* start PASSAGE SHOWN *
Thread: problem understanding how to perform a matrix translation

1. problem understanding how to perform a matrix translation

Hi, i hope im posting the right place, I need some help regarding matrix translations.

an example. I have an online program which performs the following:

$\displaystyle A=\left(\begin{matrix} -1 &0 &0 &1/2\\0 &-1 &0 & 1/2 \\0 &0 &1 &0\end{matrix}\right)$

$\displaystyle B=\left(\begin{matrix} 1 &0 &0 &-1/4\\0 &1 &0 & -1/4 \\0 &0 &1 &0\end{matrix}\right)$

$\displaystyle C=\left(\begin{matrix} -1 &0 &0 &1\\0 &-1 &0 & 1 \\0 &0 &1 &0\end{matrix}\right)$

Here the A matrix is the standard setting B is the transformation matix and C is the result. I understand that the transformation matrix consists of the rotational part and the 'origin shift' or translation but what i don't understand is the exact mathematical procedure to get from one to the other. According to some information i found it should just be a multiplication but i can see how this would would as you get 1/4, 3/4 values etc. I think maybe it is to do with the fact that the multiplication of matrix is direction dependent but i tried a few combinations and whilst i can get it working with some operations it doesnt work with others.
* end PASSAGE SHOWN *
* start ROWS *
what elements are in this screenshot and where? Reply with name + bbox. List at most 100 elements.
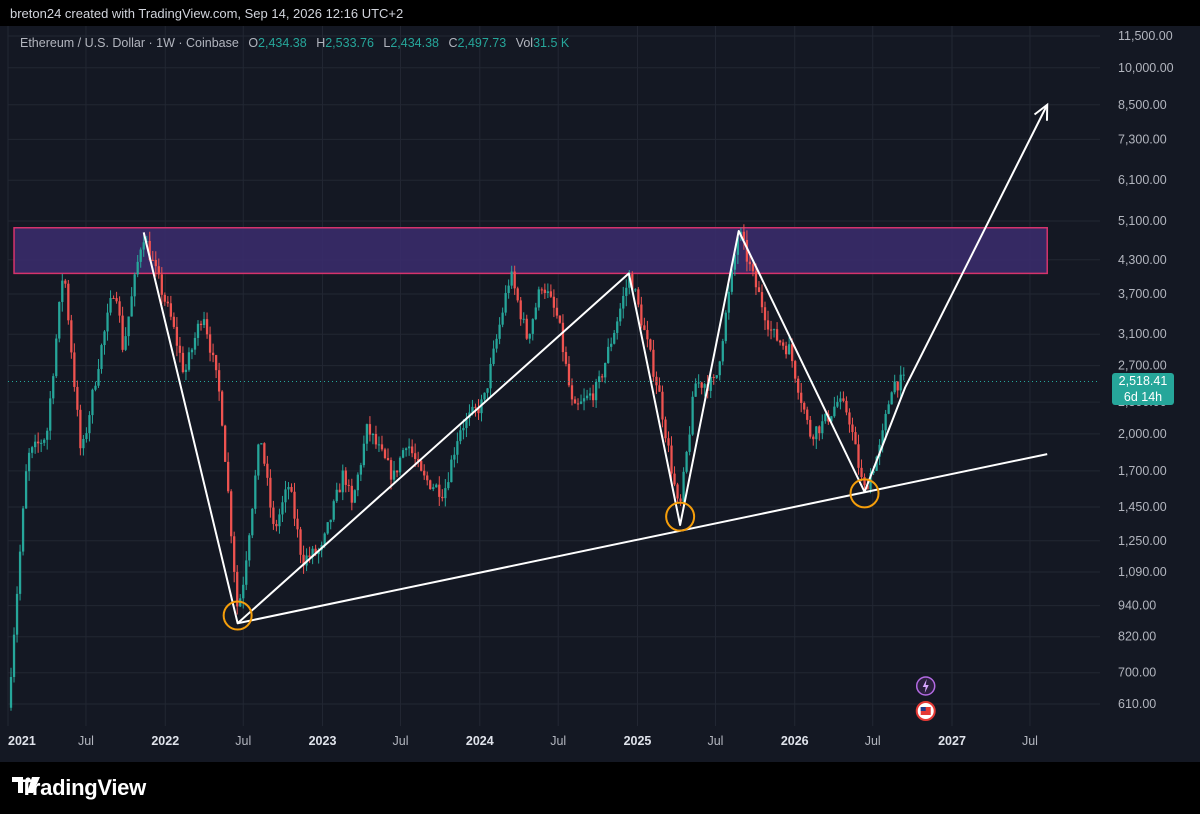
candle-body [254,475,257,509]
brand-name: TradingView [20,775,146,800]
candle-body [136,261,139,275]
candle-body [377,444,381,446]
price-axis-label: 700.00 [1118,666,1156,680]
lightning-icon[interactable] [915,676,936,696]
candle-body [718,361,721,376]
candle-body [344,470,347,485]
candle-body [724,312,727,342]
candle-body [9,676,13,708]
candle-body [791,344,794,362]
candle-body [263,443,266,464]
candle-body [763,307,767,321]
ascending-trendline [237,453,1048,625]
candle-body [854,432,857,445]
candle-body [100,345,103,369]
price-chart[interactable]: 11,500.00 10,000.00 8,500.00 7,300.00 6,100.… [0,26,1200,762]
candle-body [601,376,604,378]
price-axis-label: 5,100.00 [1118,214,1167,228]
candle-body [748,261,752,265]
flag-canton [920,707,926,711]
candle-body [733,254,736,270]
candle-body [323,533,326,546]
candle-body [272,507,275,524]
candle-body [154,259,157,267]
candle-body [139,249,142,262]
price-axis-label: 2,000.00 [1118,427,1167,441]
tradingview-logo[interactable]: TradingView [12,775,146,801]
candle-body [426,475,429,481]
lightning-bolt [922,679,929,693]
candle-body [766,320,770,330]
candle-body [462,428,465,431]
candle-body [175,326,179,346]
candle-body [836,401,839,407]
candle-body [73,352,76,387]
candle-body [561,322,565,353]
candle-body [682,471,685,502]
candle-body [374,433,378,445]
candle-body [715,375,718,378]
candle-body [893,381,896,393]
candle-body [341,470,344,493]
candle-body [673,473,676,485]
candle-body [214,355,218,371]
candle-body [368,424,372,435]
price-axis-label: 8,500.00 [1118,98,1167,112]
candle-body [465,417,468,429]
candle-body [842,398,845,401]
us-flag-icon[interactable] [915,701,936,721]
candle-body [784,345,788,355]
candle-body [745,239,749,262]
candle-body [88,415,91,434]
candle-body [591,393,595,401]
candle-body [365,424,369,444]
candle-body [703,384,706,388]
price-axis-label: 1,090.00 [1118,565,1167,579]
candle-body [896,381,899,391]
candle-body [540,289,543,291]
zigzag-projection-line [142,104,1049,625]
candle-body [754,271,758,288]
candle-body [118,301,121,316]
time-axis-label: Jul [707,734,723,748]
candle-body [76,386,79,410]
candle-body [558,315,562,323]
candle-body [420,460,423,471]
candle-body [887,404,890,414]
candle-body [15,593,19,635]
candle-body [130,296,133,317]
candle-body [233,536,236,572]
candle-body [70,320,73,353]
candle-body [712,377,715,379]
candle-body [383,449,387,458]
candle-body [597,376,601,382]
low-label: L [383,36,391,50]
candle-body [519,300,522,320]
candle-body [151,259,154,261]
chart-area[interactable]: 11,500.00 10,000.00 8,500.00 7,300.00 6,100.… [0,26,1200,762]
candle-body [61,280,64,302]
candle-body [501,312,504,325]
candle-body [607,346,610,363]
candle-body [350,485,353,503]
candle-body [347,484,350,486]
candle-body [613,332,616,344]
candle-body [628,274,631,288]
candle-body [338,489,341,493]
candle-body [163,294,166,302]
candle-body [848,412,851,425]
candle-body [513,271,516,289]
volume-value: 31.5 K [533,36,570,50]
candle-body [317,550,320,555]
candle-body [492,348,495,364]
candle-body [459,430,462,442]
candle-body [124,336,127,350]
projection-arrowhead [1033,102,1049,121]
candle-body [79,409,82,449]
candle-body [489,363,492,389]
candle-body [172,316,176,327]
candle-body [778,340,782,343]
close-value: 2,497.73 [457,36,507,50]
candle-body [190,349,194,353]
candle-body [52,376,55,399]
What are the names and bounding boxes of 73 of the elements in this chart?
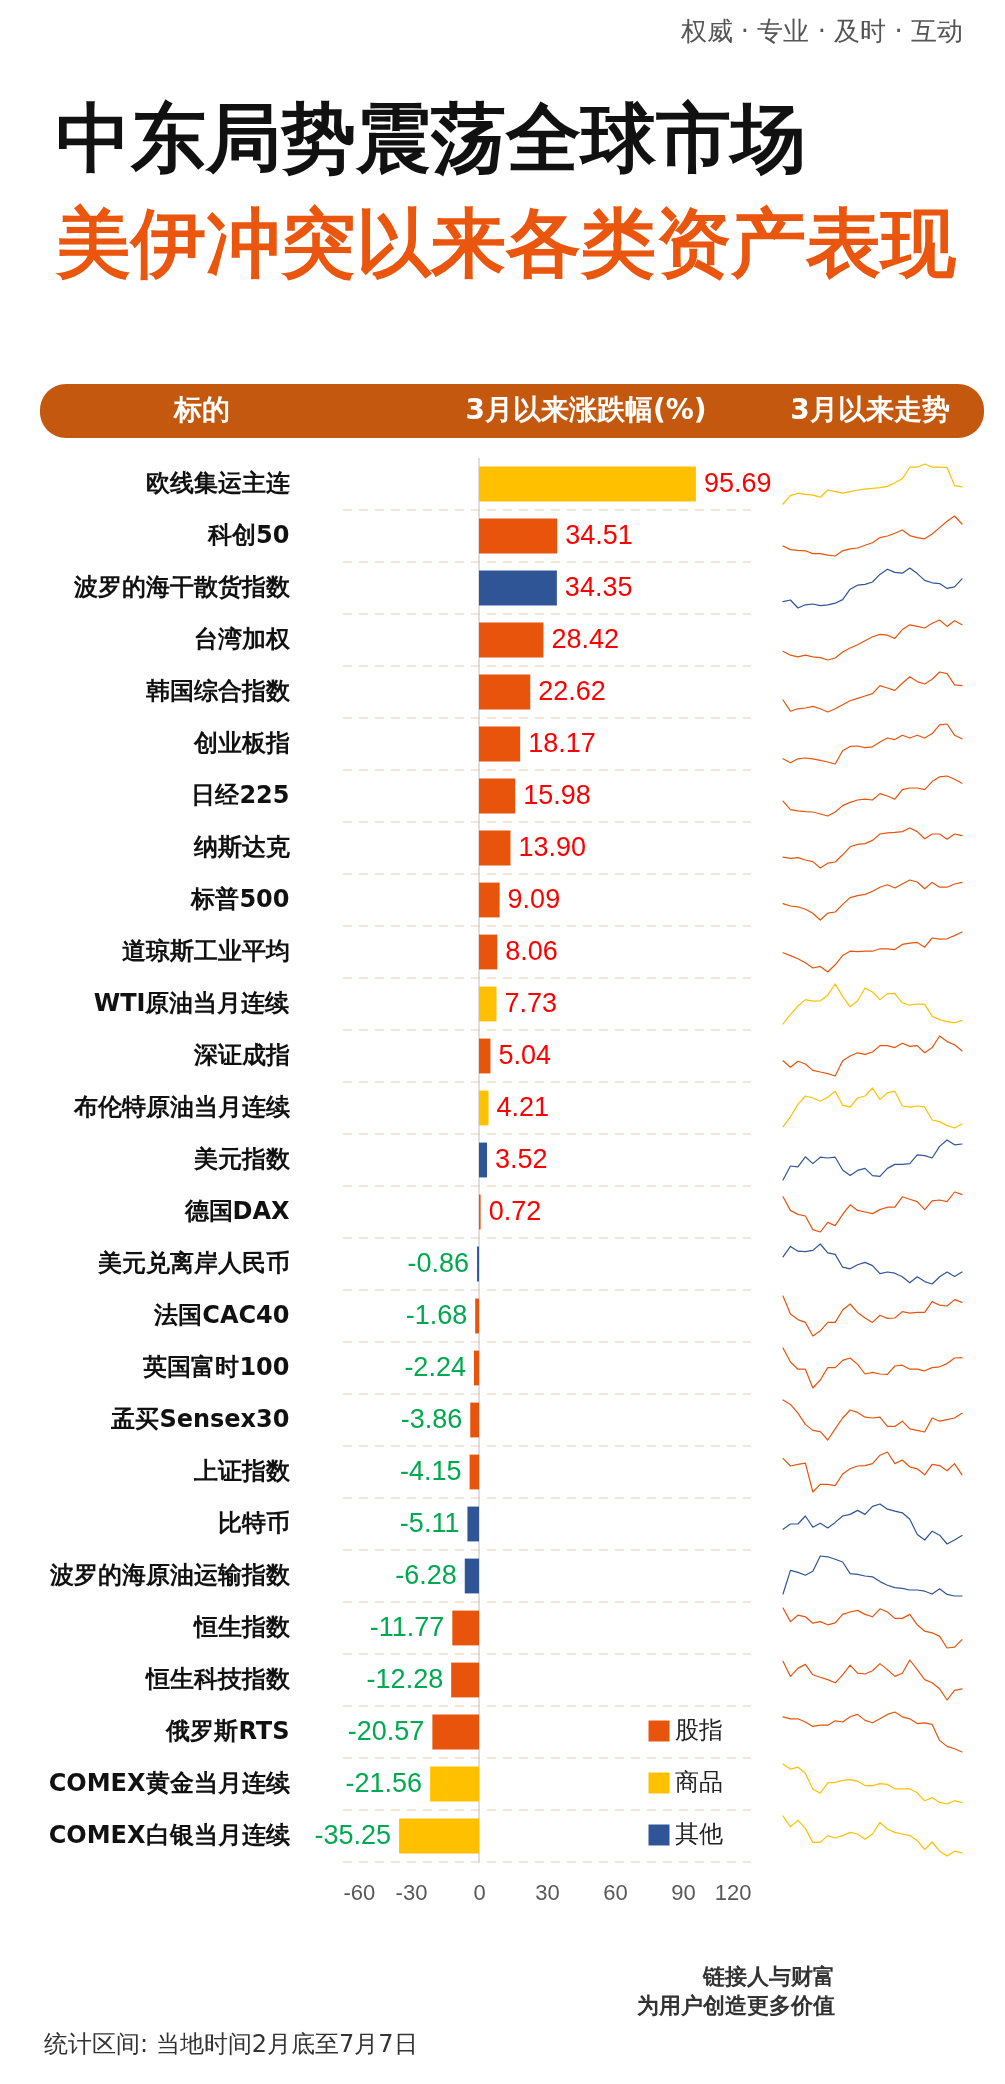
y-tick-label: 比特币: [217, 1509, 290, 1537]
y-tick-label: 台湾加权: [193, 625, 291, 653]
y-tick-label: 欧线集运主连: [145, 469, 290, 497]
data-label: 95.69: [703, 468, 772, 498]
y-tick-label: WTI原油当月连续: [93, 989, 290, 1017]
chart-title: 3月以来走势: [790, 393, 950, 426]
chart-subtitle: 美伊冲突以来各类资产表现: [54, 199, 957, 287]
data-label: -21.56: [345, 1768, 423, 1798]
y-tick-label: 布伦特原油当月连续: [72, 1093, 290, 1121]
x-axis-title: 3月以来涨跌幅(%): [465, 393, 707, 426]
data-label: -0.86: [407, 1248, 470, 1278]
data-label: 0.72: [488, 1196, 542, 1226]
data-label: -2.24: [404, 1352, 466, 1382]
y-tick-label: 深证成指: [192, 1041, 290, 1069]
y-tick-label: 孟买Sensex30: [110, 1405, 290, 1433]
* end ROWS *
### DIRECTION 1
In the matrix translation thread, what does the poster think might explain why some combinations of operations work and others do not?
### DIRECTION 2
Please pick up the matrix translation thread after its final sentence and continue it.

### EXERCISE OUTPUT 1
The poster suspects it has to do with matrix multiplication being direction dependent, meaning the order of the matrices matters.

### EXERCISE OUTPUT 2
To let you know, these are atom coordinates in a molecule which are translated from one position to another. I can give more complete example listings if needed. ALSO I notice that for multiplication in some programs you add a 0 0 0 1 line to the bottom of each matric to make them (4x4).

Thanks for any help in advance!